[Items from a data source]
+--

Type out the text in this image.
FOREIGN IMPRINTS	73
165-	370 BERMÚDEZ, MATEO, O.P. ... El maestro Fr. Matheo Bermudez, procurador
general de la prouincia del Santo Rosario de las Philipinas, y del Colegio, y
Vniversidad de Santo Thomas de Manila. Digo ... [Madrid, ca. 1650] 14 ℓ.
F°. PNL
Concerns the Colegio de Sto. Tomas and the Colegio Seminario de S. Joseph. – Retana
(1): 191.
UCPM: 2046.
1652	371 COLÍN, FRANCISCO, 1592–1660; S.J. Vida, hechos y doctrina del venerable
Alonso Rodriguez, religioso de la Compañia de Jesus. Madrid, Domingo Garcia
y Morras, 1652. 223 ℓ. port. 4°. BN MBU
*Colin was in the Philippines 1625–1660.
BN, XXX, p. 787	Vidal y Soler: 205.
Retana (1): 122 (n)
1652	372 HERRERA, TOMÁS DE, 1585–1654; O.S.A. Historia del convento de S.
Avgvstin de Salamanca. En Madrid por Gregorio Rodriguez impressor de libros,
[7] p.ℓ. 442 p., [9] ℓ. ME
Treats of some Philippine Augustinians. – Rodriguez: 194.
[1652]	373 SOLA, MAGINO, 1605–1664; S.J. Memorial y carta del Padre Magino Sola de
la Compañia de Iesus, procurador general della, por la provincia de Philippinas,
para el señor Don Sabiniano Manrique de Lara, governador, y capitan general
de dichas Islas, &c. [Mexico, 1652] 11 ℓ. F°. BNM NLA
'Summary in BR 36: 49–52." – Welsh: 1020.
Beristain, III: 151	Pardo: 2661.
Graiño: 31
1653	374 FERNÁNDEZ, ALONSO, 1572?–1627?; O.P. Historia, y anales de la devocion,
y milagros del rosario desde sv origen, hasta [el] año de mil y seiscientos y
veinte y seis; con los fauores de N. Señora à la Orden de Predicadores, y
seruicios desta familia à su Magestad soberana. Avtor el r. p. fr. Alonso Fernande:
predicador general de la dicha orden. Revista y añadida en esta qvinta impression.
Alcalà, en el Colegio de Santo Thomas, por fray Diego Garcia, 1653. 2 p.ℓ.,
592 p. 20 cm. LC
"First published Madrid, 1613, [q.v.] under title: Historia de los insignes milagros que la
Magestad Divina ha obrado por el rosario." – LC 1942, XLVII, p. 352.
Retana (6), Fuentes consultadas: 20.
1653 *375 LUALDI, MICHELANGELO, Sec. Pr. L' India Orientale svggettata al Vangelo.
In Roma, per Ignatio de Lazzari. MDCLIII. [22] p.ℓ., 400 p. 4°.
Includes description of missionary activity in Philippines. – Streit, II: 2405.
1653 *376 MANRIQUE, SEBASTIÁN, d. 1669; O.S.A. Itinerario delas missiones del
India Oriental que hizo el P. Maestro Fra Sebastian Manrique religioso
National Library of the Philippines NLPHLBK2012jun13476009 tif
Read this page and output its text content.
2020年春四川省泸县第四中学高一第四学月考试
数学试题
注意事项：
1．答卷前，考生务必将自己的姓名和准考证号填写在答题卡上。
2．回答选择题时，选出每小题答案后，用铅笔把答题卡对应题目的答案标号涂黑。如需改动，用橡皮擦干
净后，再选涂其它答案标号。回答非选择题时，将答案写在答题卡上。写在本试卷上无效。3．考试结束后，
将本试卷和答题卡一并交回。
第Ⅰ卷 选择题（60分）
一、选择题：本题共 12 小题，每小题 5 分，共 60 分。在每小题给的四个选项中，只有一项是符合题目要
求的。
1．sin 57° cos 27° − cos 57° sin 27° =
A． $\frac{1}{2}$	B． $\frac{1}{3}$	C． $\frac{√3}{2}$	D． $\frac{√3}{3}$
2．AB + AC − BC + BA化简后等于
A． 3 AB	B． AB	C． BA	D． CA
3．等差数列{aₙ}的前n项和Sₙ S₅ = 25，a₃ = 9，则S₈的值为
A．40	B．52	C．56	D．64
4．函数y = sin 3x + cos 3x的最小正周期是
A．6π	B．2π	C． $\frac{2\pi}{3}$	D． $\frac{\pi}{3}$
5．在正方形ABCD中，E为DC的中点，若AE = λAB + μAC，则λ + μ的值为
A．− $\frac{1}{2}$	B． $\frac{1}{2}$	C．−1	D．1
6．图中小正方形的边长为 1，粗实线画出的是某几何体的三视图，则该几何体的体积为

+--

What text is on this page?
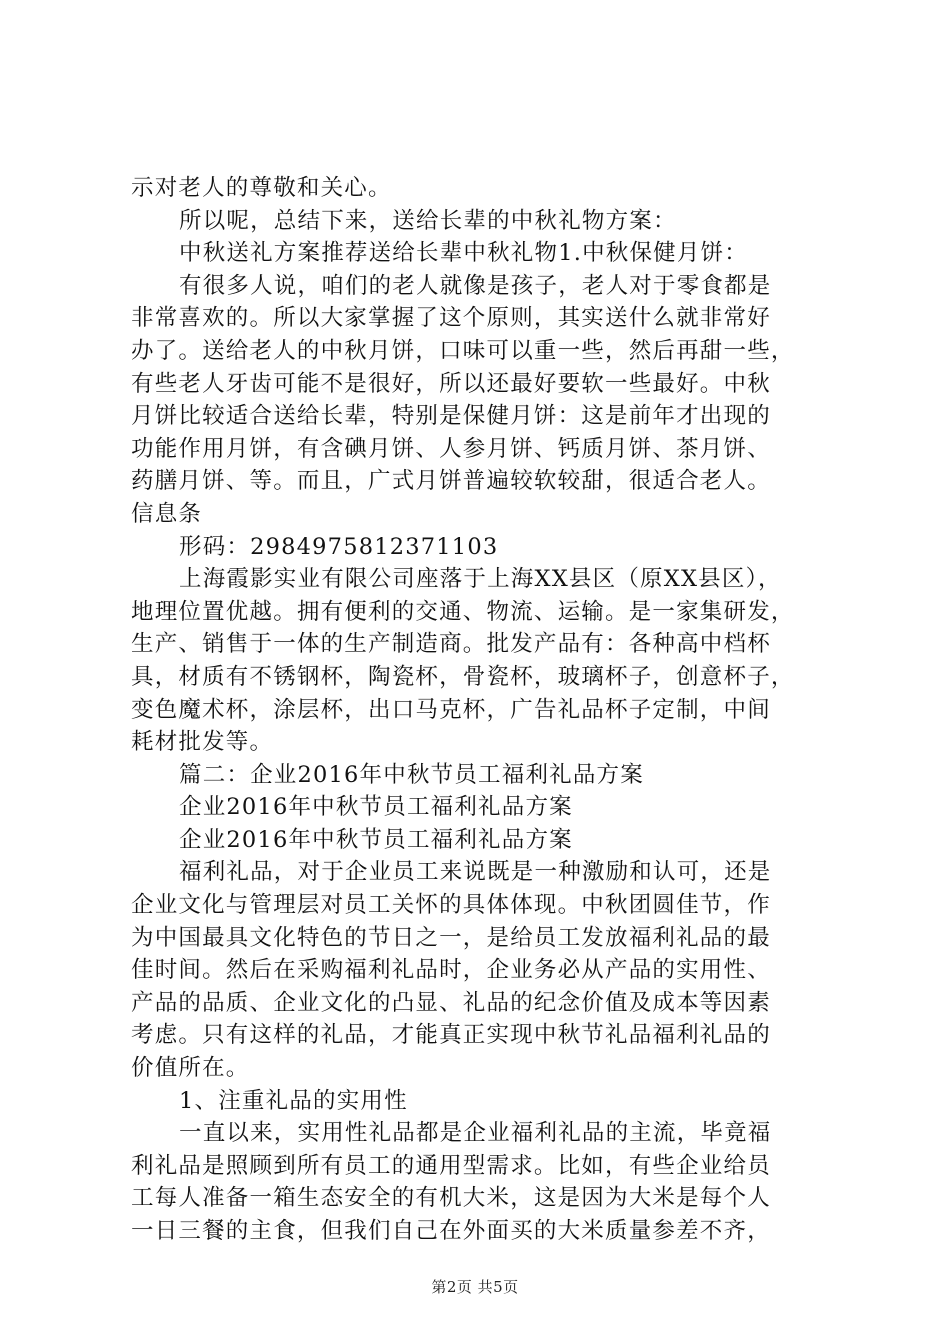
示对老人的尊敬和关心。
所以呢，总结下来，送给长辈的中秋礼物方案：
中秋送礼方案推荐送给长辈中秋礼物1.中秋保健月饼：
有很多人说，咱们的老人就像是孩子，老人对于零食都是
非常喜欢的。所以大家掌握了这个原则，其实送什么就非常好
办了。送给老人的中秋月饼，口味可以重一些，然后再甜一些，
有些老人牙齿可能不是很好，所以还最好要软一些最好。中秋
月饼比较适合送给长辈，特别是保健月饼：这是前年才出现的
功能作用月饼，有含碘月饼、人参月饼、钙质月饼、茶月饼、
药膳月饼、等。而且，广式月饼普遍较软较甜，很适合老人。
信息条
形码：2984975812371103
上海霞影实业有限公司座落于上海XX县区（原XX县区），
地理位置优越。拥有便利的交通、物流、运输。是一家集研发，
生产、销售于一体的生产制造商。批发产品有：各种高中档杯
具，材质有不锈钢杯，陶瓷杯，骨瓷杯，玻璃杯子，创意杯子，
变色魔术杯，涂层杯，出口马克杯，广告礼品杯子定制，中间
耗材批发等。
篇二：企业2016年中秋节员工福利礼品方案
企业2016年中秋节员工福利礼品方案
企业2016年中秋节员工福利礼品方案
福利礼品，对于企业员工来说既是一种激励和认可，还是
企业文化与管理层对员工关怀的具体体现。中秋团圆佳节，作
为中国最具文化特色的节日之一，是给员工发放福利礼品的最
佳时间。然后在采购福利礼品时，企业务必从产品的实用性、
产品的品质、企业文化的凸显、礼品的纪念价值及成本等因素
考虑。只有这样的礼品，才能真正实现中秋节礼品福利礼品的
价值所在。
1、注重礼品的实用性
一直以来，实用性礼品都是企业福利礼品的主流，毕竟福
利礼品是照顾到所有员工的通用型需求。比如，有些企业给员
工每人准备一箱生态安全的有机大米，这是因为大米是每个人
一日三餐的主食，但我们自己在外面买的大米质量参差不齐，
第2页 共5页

+--

Copy every single line of the material above that holds "Thomas".

Vniversidad de Santo Thomas de Manila. Digo ... [Madrid, ca. 1650] 14 ℓ.
Alcalà, en el Colegio de Santo Thomas, por fray Diego Garcia, 1653. 2 p.ℓ.,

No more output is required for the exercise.